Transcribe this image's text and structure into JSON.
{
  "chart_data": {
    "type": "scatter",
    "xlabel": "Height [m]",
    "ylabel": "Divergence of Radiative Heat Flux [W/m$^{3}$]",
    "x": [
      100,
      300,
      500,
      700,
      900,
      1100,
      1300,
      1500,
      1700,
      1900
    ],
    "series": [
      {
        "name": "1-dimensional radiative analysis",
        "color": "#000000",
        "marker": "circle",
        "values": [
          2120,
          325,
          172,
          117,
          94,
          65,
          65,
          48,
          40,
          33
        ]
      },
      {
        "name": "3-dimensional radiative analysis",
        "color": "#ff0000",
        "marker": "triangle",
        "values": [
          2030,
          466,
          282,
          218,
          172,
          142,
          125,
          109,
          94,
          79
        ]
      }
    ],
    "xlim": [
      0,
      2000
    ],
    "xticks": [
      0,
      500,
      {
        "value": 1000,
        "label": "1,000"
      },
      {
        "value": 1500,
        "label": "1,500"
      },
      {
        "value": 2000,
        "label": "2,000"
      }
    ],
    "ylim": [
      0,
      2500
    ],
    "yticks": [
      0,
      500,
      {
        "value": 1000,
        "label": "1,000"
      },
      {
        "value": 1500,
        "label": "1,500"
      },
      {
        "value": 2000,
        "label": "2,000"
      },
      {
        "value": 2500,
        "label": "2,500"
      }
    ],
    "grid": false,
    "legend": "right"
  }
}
* * *
- [What is asked] Output all of the data above without any alteration.

- [Full output]
Transcribe this image's text and structure into JSON.
{
  "chart_data": {
    "type": "scatter",
    "xlabel": "Height [m]",
    "ylabel": "Divergence of Radiative Heat Flux [W/m$^{3}$]",
    "x": [
      100,
      300,
      500,
      700,
      900,
      1100,
      1300,
      1500,
      1700,
      1900
    ],
    "series": [
      {
        "name": "1-dimensional radiative analysis",
        "color": "#000000",
        "marker": "circle",
        "values": [
          2120,
          325,
          172,
          117,
          94,
          65,
          65,
          48,
          40,
          33
        ]
      },
      {
        "name": "3-dimensional radiative analysis",
        "color": "#ff0000",
        "marker": "triangle",
        "values": [
          2030,
          466,
          282,
          218,
          172,
          142,
          125,
          109,
          94,
          79
        ]
      }
    ],
    "xlim": [
      0,
      2000
    ],
    "xticks": [
      0,
      500,
      {
        "value": 1000,
        "label": "1,000"
      },
      {
        "value": 1500,
        "label": "1,500"
      },
      {
        "value": 2000,
        "label": "2,000"
      }
    ],
    "ylim": [
      0,
      2500
    ],
    "yticks": [
      0,
      500,
      {
        "value": 1000,
        "label": "1,000"
      },
      {
        "value": 1500,
        "label": "1,500"
      },
      {
        "value": 2000,
        "label": "2,000"
      },
      {
        "value": 2500,
        "label": "2,500"
      }
    ],
    "grid": false,
    "legend": "right"
  }
}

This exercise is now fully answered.